The data:
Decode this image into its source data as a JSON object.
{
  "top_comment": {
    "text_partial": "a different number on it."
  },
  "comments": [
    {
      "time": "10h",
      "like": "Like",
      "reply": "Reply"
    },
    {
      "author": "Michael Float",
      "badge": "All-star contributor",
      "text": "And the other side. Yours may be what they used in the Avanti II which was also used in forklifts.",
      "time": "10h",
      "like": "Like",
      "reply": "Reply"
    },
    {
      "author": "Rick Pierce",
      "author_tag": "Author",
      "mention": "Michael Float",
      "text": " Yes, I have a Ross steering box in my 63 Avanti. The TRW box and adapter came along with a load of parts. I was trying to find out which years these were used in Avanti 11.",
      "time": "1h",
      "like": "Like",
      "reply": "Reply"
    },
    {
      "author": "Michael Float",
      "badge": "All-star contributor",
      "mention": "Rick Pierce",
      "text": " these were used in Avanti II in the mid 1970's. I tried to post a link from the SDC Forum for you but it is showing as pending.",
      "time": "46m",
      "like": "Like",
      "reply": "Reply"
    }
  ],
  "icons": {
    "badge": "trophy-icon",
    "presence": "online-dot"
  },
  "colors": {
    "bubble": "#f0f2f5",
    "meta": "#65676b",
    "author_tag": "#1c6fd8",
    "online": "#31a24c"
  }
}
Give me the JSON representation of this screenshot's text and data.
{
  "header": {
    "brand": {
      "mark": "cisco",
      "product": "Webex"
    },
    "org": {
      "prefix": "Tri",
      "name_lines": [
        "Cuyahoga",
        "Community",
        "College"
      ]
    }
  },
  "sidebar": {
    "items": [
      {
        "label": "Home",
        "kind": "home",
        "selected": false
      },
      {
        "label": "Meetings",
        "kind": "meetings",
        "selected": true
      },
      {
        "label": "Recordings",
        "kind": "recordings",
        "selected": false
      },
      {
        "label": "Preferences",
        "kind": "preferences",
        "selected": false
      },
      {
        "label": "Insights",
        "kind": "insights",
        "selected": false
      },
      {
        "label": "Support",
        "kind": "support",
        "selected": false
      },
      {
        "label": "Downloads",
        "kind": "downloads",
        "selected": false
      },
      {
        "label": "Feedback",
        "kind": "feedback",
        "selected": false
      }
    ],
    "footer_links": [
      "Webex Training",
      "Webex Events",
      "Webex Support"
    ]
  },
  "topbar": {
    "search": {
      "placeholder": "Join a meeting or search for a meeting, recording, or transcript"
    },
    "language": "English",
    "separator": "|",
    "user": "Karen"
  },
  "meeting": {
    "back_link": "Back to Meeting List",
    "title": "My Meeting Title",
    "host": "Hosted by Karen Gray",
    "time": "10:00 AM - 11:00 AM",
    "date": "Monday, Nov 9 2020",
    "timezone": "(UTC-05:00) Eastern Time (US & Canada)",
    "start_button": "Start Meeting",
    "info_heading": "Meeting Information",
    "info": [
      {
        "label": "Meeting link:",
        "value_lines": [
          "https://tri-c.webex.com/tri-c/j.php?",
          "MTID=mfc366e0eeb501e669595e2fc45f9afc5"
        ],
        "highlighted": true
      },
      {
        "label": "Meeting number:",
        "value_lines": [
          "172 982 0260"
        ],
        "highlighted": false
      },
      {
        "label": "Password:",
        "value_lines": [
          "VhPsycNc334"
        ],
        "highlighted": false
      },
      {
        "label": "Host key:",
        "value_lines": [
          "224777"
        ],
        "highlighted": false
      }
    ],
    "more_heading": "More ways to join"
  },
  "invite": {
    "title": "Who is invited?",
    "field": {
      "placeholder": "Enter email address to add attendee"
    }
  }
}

Work to do:
Extract the full set of entries word for word.

Exercise answer:
Decode this image into its source data as a JSON object.
{
  "top_comment": {
    "text_partial": "a different number on it."
  },
  "comments": [
    {
      "time": "10h",
      "like": "Like",
      "reply": "Reply"
    },
    {
      "author": "Michael Float",
      "badge": "All-star contributor",
      "text": "And the other side. Yours may be what they used in the Avanti II which was also used in forklifts.",
      "time": "10h",
      "like": "Like",
      "reply": "Reply"
    },
    {
      "author": "Rick Pierce",
      "author_tag": "Author",
      "mention": "Michael Float",
      "text": " Yes, I have a Ross steering box in my 63 Avanti. The TRW box and adapter came along with a load of parts. I was trying to find out which years these were used in Avanti 11.",
      "time": "1h",
      "like": "Like",
      "reply": "Reply"
    },
    {
      "author": "Michael Float",
      "badge": "All-star contributor",
      "mention": "Rick Pierce",
      "text": " these were used in Avanti II in the mid 1970's. I tried to post a link from the SDC Forum for you but it is showing as pending.",
      "time": "46m",
      "like": "Like",
      "reply": "Reply"
    }
  ],
  "icons": {
    "badge": "trophy-icon",
    "presence": "online-dot"
  },
  "colors": {
    "bubble": "#f0f2f5",
    "meta": "#65676b",
    "author_tag": "#1c6fd8",
    "online": "#31a24c"
  }
}
Give me the JSON representation of this screenshot's text and data.
{
  "header": {
    "brand": {
      "mark": "cisco",
      "product": "Webex"
    },
    "org": {
      "prefix": "Tri",
      "name_lines": [
        "Cuyahoga",
        "Community",
        "College"
      ]
    }
  },
  "sidebar": {
    "items": [
      {
        "label": "Home",
        "kind": "home",
        "selected": false
      },
      {
        "label": "Meetings",
        "kind": "meetings",
        "selected": true
      },
      {
        "label": "Recordings",
        "kind": "recordings",
        "selected": false
      },
      {
        "label": "Preferences",
        "kind": "preferences",
        "selected": false
      },
      {
        "label": "Insights",
        "kind": "insights",
        "selected": false
      },
      {
        "label": "Support",
        "kind": "support",
        "selected": false
      },
      {
        "label": "Downloads",
        "kind": "downloads",
        "selected": false
      },
      {
        "label": "Feedback",
        "kind": "feedback",
        "selected": false
      }
    ],
    "footer_links": [
      "Webex Training",
      "Webex Events",
      "Webex Support"
    ]
  },
  "topbar": {
    "search": {
      "placeholder": "Join a meeting or search for a meeting, recording, or transcript"
    },
    "language": "English",
    "separator": "|",
    "user": "Karen"
  },
  "meeting": {
    "back_link": "Back to Meeting List",
    "title": "My Meeting Title",
    "host": "Hosted by Karen Gray",
    "time": "10:00 AM - 11:00 AM",
    "date": "Monday, Nov 9 2020",
    "timezone": "(UTC-05:00) Eastern Time (US & Canada)",
    "start_button": "Start Meeting",
    "info_heading": "Meeting Information",
    "info": [
      {
        "label": "Meeting link:",
        "value_lines": [
          "https://tri-c.webex.com/tri-c/j.php?",
          "MTID=mfc366e0eeb501e669595e2fc45f9afc5"
        ],
        "highlighted": true
      },
      {
        "label": "Meeting number:",
        "value_lines": [
          "172 982 0260"
        ],
        "highlighted": false
      },
      {
        "label": "Password:",
        "value_lines": [
          "VhPsycNc334"
        ],
        "highlighted": false
      },
      {
        "label": "Host key:",
        "value_lines": [
          "224777"
        ],
        "highlighted": false
      }
    ],
    "more_heading": "More ways to join"
  },
  "invite": {
    "title": "Who is invited?",
    "field": {
      "placeholder": "Enter email address to add attendee"
    }
  }
}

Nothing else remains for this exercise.